# Your instructions
Scan each line of the records for the word "Panaitescu" and extract the ones that have it.

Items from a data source
----------------

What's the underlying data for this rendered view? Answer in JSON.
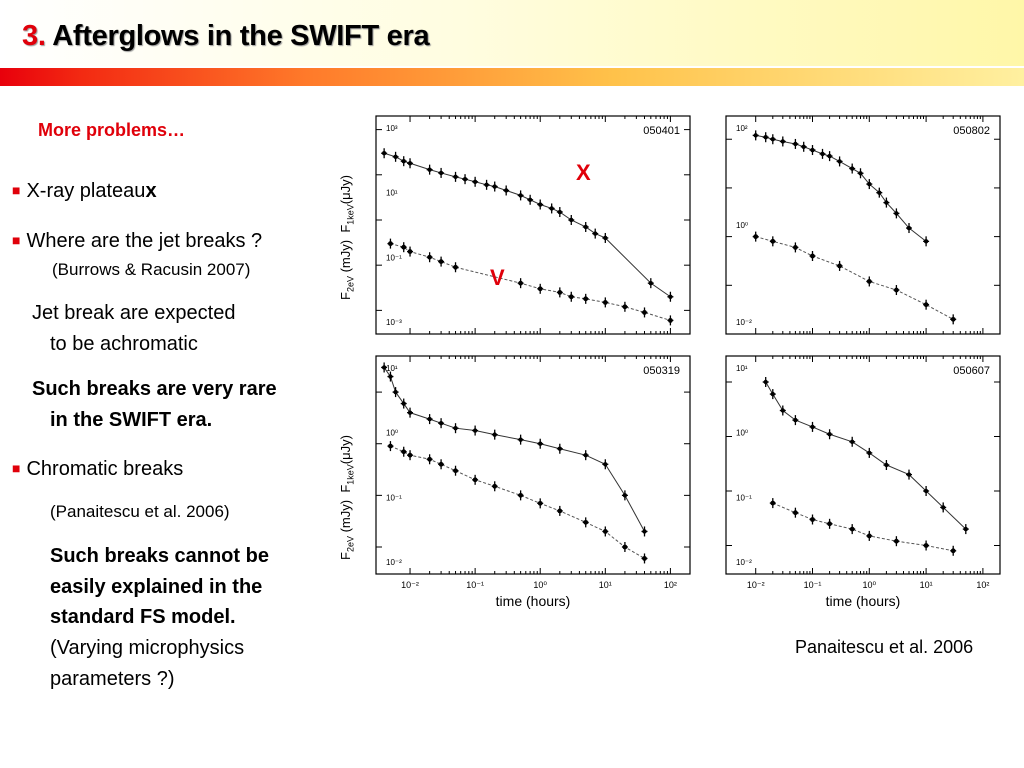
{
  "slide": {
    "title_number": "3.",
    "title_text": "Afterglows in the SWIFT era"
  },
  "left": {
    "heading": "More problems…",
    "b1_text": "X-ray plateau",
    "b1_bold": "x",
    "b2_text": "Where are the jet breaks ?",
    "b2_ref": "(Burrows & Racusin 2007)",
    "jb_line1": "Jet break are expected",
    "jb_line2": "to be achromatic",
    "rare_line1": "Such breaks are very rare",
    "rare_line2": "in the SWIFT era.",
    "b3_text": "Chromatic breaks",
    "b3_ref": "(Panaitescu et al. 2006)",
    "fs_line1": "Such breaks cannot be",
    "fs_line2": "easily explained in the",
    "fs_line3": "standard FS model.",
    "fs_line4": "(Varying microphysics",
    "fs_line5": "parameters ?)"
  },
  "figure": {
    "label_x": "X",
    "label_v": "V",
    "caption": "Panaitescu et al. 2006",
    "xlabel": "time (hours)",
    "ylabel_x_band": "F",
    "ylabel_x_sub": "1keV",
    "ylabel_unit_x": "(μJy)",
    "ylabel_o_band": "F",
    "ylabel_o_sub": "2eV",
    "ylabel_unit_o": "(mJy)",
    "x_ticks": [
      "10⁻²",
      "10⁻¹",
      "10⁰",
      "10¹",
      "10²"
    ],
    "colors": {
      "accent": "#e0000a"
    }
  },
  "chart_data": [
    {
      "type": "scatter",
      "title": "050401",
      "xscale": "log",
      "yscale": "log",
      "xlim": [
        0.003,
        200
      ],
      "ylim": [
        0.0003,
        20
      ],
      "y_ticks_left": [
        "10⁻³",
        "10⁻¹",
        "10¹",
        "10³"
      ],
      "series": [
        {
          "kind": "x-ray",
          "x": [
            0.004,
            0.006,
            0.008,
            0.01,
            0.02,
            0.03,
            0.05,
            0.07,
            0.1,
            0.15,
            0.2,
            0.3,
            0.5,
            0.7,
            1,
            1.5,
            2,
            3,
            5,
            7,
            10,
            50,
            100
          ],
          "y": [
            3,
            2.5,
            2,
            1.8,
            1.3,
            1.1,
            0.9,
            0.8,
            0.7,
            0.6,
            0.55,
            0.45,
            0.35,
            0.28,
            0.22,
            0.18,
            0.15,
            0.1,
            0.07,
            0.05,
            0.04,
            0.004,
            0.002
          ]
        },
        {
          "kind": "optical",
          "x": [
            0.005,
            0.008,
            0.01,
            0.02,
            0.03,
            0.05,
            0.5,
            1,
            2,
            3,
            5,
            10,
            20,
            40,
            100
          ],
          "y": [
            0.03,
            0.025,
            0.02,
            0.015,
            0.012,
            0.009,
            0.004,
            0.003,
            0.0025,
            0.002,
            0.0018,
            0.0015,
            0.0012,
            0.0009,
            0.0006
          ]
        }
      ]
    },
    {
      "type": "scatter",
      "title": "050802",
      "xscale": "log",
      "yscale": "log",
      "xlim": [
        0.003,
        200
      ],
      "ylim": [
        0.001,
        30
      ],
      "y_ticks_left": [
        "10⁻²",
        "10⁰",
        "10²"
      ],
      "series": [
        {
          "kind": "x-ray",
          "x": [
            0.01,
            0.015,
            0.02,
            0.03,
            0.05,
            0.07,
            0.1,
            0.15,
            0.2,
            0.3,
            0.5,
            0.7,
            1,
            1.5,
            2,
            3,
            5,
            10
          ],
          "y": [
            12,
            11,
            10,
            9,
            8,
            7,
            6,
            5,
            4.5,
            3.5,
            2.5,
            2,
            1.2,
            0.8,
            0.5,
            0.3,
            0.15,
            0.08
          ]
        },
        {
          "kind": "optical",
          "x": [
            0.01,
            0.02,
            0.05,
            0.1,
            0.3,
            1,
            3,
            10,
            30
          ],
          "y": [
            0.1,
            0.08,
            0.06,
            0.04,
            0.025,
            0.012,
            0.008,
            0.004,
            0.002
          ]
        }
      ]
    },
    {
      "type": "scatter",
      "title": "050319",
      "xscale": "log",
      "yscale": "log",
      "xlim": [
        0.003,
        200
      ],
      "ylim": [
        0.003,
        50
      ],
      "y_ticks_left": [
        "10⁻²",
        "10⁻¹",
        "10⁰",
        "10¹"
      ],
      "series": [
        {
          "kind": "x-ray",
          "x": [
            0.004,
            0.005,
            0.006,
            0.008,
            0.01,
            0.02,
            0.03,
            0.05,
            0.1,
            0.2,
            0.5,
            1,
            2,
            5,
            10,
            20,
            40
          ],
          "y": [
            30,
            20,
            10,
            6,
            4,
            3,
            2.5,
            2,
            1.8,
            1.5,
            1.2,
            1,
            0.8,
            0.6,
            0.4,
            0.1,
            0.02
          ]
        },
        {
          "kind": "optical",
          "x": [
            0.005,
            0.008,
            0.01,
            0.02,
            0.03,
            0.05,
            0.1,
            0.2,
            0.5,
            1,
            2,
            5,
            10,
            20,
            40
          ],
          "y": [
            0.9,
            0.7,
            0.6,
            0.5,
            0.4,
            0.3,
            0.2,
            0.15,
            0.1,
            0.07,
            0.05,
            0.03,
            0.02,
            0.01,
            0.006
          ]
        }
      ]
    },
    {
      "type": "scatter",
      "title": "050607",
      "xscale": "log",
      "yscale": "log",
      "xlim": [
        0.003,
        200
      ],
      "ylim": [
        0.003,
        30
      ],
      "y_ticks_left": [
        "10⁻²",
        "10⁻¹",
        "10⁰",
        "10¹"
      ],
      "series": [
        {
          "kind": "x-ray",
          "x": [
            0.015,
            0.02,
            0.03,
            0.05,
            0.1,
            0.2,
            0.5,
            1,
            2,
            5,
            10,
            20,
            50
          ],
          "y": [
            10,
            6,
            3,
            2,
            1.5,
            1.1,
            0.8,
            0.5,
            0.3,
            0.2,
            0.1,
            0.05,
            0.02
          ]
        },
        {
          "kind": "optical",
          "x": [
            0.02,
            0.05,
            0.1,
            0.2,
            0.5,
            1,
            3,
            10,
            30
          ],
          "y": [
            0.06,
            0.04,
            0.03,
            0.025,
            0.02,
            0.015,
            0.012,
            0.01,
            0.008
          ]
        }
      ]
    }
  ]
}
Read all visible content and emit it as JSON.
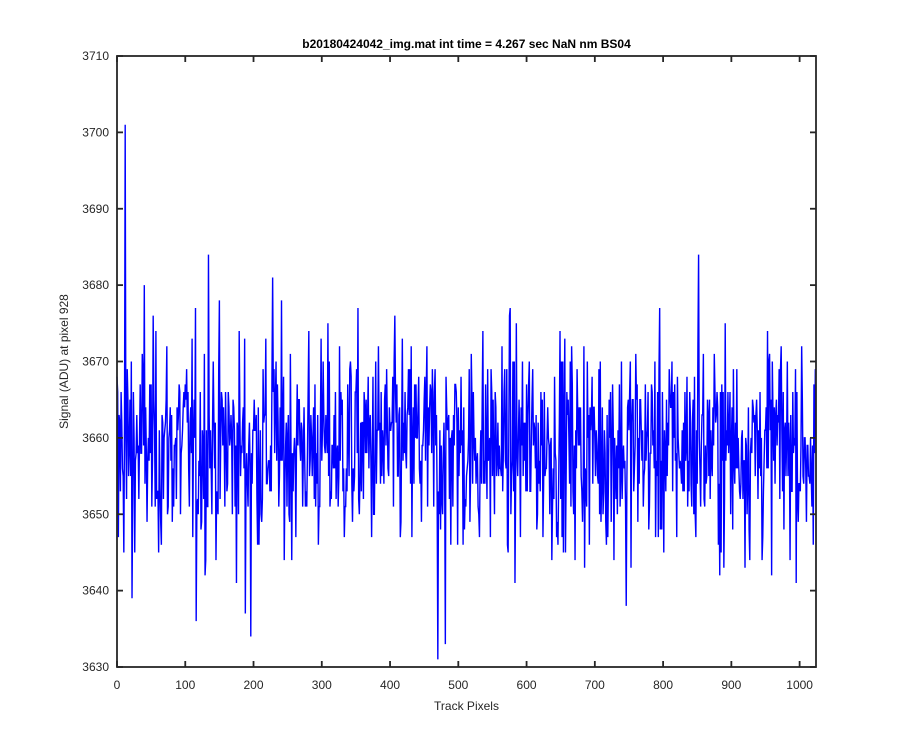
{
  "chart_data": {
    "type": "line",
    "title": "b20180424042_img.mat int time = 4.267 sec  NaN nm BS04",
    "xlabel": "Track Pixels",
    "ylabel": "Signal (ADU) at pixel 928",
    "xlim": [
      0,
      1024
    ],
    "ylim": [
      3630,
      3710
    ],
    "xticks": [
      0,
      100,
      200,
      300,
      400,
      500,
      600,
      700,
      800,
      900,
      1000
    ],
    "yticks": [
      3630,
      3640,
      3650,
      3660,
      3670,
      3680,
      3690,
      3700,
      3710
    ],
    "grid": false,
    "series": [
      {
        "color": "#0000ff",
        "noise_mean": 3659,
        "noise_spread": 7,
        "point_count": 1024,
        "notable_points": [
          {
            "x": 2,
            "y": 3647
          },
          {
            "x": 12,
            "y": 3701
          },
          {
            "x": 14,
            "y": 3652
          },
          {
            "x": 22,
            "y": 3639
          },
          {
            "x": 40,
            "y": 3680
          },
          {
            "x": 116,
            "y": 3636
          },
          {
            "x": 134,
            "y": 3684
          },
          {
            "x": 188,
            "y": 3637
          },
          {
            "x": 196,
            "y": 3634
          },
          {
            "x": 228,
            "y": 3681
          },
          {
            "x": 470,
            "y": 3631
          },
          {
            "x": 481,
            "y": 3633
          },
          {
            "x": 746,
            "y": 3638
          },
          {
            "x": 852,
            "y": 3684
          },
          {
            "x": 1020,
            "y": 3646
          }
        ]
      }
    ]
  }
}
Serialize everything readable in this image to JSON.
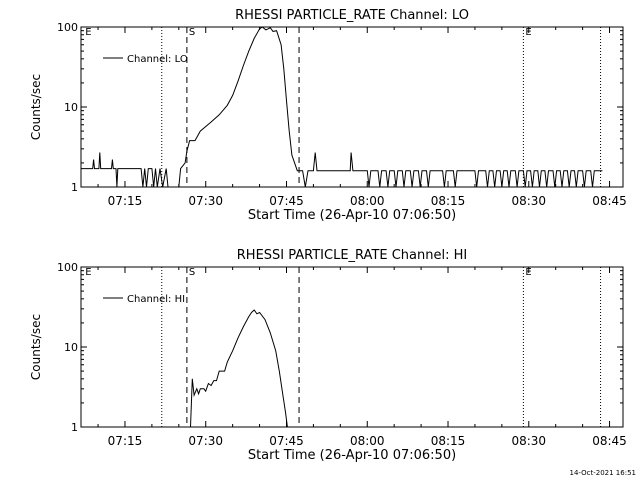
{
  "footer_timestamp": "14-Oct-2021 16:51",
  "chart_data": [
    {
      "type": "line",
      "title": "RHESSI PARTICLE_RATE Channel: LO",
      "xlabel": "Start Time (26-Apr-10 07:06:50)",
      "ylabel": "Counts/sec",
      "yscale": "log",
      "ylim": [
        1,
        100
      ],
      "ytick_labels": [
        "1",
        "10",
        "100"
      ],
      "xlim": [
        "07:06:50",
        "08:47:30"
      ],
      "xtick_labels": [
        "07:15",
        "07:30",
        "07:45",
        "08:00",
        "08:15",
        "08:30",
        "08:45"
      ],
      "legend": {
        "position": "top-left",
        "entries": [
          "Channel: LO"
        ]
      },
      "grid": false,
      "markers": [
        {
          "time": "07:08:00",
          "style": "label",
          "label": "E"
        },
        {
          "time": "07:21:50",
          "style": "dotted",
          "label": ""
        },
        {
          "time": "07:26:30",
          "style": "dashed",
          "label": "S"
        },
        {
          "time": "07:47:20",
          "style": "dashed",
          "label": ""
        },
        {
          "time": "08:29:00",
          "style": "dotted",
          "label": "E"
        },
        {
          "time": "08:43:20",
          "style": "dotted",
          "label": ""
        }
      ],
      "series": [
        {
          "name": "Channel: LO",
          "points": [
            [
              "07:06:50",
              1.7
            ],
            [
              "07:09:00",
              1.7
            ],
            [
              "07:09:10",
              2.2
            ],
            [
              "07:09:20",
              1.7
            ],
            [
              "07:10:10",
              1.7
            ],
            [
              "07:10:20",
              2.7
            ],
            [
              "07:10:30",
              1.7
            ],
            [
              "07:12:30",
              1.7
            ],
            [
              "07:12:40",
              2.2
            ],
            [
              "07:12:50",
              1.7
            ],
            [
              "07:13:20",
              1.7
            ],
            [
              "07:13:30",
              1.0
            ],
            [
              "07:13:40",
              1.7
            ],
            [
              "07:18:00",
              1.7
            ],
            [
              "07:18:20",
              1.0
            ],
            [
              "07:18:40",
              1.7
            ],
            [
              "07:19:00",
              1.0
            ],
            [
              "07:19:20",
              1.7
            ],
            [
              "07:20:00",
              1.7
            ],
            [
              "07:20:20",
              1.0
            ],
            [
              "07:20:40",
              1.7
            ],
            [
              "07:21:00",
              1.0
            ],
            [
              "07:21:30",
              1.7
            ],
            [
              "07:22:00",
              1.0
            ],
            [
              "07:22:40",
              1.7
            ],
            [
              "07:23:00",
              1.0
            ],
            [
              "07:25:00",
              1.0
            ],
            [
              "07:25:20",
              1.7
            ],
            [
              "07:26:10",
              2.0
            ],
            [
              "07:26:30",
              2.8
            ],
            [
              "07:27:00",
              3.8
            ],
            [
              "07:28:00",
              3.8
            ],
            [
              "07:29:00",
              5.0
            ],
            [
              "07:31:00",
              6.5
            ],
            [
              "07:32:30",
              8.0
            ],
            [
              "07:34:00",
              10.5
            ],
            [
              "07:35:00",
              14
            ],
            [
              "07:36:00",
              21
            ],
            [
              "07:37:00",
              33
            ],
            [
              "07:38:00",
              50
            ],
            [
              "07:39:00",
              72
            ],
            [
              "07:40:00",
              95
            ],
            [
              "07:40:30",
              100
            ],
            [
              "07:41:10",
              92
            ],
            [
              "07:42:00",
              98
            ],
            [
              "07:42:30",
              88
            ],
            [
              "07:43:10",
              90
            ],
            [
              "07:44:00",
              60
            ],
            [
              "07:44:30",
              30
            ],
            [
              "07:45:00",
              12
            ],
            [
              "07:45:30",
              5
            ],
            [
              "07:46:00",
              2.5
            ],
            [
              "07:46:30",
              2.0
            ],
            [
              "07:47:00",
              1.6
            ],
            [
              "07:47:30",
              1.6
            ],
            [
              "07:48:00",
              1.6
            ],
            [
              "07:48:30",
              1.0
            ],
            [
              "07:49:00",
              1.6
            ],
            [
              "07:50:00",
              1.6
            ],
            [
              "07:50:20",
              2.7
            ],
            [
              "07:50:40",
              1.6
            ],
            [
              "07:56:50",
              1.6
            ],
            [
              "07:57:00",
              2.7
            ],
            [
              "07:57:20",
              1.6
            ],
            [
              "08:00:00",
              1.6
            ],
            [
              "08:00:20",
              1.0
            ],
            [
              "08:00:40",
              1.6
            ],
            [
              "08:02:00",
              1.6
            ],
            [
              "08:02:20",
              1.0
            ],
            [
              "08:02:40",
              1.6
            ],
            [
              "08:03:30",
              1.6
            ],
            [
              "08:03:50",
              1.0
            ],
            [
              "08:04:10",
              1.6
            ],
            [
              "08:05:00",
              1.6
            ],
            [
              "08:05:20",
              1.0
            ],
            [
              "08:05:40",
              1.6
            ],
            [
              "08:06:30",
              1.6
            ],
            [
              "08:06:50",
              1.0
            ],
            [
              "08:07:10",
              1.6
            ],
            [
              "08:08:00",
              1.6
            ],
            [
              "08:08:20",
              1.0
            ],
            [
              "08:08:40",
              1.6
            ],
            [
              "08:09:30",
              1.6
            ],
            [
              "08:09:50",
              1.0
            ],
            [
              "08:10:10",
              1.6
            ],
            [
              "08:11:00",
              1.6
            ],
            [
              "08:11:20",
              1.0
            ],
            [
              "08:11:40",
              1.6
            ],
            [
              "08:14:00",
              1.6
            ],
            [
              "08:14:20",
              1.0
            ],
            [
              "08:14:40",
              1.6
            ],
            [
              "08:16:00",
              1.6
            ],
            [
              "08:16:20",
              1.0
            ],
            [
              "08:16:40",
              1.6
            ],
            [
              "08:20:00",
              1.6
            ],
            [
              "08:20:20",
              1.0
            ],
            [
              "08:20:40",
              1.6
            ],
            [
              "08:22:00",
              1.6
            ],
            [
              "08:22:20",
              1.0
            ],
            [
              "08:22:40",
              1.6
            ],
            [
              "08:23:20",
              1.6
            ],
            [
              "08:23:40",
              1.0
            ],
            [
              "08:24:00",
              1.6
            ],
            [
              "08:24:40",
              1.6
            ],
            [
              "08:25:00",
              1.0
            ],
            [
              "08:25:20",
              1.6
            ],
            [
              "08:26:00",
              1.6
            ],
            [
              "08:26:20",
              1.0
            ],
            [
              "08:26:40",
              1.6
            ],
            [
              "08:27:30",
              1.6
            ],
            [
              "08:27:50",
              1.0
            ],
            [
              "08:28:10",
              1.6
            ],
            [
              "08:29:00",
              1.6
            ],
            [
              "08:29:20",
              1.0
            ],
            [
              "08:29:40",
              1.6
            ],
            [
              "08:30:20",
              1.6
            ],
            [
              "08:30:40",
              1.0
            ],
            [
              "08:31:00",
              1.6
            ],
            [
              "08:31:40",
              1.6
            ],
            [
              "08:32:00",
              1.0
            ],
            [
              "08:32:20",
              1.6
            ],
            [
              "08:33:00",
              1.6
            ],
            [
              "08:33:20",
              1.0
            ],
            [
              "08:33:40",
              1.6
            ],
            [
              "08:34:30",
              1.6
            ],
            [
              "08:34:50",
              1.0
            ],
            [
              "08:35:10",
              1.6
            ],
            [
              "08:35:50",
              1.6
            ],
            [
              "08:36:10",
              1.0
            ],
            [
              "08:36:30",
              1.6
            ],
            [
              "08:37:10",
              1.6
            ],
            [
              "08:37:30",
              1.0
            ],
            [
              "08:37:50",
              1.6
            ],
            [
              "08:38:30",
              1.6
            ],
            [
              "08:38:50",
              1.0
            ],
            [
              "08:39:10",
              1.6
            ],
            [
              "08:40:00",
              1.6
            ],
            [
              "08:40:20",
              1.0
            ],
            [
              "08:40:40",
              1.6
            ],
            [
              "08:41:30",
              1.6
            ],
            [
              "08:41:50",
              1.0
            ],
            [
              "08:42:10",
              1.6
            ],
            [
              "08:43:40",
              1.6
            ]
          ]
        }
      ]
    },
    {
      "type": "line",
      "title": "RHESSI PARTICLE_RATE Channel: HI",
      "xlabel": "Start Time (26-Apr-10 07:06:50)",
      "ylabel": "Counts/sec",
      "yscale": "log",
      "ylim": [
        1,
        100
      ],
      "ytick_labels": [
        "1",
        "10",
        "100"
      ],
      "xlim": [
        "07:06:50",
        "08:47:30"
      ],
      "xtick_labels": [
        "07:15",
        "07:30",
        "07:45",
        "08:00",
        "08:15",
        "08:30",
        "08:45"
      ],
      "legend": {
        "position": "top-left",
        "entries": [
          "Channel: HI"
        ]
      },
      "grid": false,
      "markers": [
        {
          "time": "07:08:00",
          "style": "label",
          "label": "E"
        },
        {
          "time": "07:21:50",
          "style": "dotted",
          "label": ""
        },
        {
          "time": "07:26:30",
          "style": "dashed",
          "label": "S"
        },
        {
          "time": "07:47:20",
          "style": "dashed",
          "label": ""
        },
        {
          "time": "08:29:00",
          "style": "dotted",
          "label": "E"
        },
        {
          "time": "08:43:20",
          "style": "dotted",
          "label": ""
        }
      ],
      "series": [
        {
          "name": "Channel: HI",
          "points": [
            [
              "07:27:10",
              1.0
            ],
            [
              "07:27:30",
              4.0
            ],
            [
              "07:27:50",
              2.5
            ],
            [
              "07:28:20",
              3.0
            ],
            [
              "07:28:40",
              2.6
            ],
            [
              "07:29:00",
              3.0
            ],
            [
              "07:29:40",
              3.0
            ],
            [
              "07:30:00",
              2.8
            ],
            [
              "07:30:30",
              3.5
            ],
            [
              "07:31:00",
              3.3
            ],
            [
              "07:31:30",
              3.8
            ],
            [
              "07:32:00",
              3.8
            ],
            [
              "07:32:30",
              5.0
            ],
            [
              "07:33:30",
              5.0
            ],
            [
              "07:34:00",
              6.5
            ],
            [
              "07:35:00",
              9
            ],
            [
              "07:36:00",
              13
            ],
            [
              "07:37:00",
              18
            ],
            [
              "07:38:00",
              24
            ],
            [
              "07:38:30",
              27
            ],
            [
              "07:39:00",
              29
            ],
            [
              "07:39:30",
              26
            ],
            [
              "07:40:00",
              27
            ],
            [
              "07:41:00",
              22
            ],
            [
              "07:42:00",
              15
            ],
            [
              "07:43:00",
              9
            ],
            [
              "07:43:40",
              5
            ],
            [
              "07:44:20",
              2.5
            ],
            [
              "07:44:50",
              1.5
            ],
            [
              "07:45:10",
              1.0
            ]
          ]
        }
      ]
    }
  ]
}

----------------

# Written response
    "b3_ref": "(Panaitescu et al. 2006)",
    "caption": "Panaitescu et al. 2006",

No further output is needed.